● **TASK INSTRUCTIONS**:
From the entries below, copy every line holding the word "ylabel".

● **EXCERPTED DATA**:
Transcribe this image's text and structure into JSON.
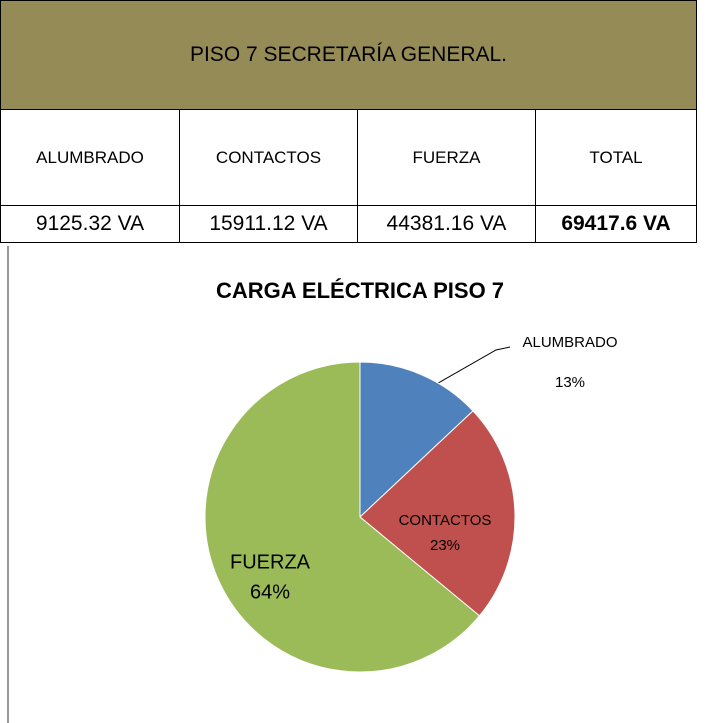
{
  "table": {
    "title": "PISO 7 SECRETARÍA GENERAL.",
    "headers": [
      "ALUMBRADO",
      "CONTACTOS",
      "FUERZA",
      "TOTAL"
    ],
    "rows": [
      [
        "9125.32 VA",
        "15911.12 VA",
        "44381.16 VA",
        "69417.6 VA"
      ]
    ]
  },
  "chart_data": {
    "type": "pie",
    "title": "CARGA ELÉCTRICA PISO 7",
    "categories": [
      "ALUMBRADO",
      "CONTACTOS",
      "FUERZA"
    ],
    "values": [
      13,
      23,
      64
    ],
    "value_labels": [
      "13%",
      "23%",
      "64%"
    ],
    "colors": [
      "#4f81bd",
      "#c0504d",
      "#9bbb59"
    ]
  }
}
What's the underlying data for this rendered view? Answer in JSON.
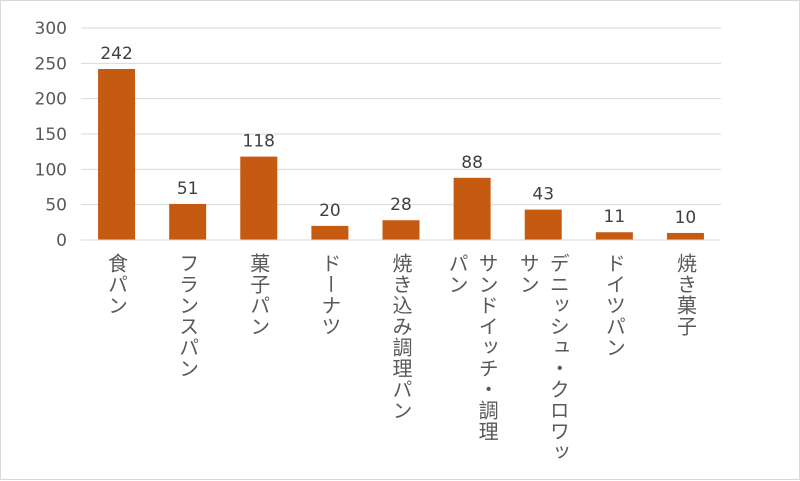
{
  "colors": {
    "bar": "#C55A11",
    "grid": "#d9d9d9",
    "text": "#595959",
    "label": "#404040"
  },
  "chart_data": {
    "type": "bar",
    "categories": [
      "食パン",
      "フランスパン",
      "菓子パン",
      "ドーナツ",
      "焼き込み調理パン",
      "サンドイッチ・調理パン",
      "デニッシュ・クロワッサン",
      "ドイツパン",
      "焼き菓子"
    ],
    "category_lines": [
      [
        "食パン"
      ],
      [
        "フランスパン"
      ],
      [
        "菓子パン"
      ],
      [
        "ドーナツ"
      ],
      [
        "焼き込み調理パン"
      ],
      [
        "サンドイッチ・調理",
        "パン"
      ],
      [
        "デニッシュ・クロワッ",
        "サン"
      ],
      [
        "ドイツパン"
      ],
      [
        "焼き菓子"
      ]
    ],
    "values": [
      242,
      51,
      118,
      20,
      28,
      88,
      43,
      11,
      10
    ],
    "data_labels": [
      "242",
      "51",
      "118",
      "20",
      "28",
      "88",
      "43",
      "11",
      "10"
    ],
    "ylim": [
      0,
      300
    ],
    "yticks": [
      0,
      50,
      100,
      150,
      200,
      250,
      300
    ],
    "ytick_labels": [
      "0",
      "50",
      "100",
      "150",
      "200",
      "250",
      "300"
    ],
    "grid": true,
    "legend": "none",
    "title": "",
    "xlabel": "",
    "ylabel": ""
  }
}
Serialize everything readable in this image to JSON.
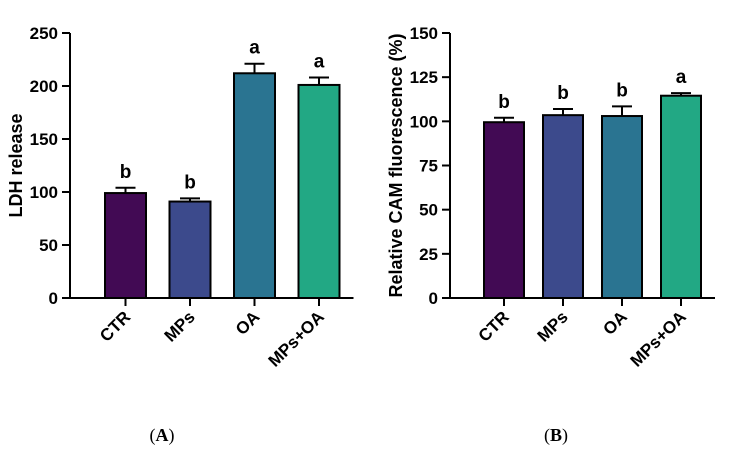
{
  "chart_data": [
    {
      "type": "bar",
      "panel_label": {
        "open": "(",
        "letter": "A",
        "close": ")"
      },
      "title": "",
      "xlabel": "",
      "ylabel": "LDH release",
      "ylim": [
        0,
        250
      ],
      "yticks": [
        0,
        50,
        100,
        150,
        200,
        250
      ],
      "categories": [
        "CTR",
        "MPs",
        "OA",
        "MPs+OA"
      ],
      "values": [
        99,
        91,
        212,
        201
      ],
      "errors": [
        5,
        3,
        9,
        7
      ],
      "significance": [
        "b",
        "b",
        "a",
        "a"
      ],
      "colors": [
        "#420a54",
        "#3c4a8c",
        "#2a7491",
        "#22a884"
      ]
    },
    {
      "type": "bar",
      "panel_label": {
        "open": "(",
        "letter": "B",
        "close": ")"
      },
      "title": "",
      "xlabel": "",
      "ylabel": "Relative CAM fluorescence (%)",
      "ylim": [
        0,
        150
      ],
      "yticks": [
        0,
        25,
        50,
        75,
        100,
        125,
        150
      ],
      "categories": [
        "CTR",
        "MPs",
        "OA",
        "MPs+OA"
      ],
      "values": [
        99.5,
        103.5,
        103,
        114.5
      ],
      "errors": [
        2.5,
        3.5,
        5.5,
        1.5
      ],
      "significance": [
        "b",
        "b",
        "b",
        "a"
      ],
      "colors": [
        "#420a54",
        "#3c4a8c",
        "#2a7491",
        "#22a884"
      ]
    }
  ]
}
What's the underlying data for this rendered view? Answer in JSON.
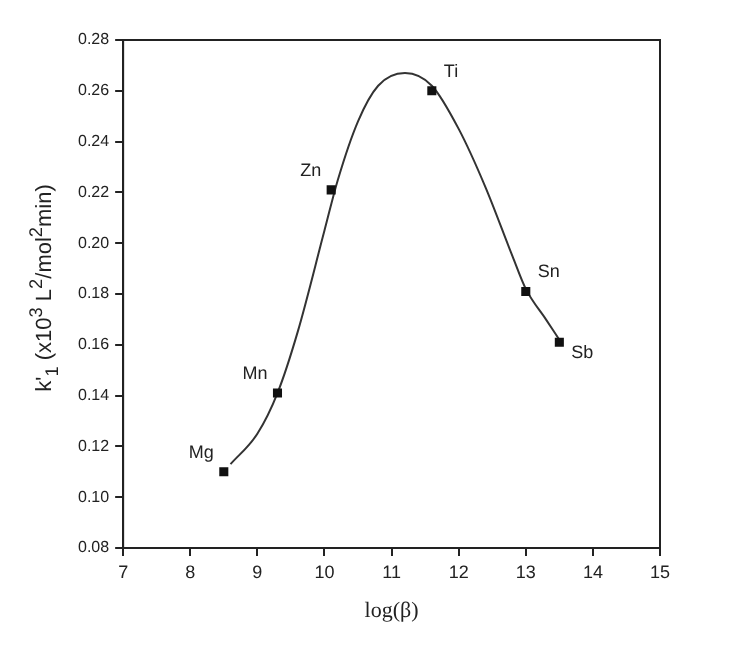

● **TASK RESULT**:
    "ylabel": ""
      "ylabel": "LDH release",
      "ylabel": "Relative CAM fluorescence (%)",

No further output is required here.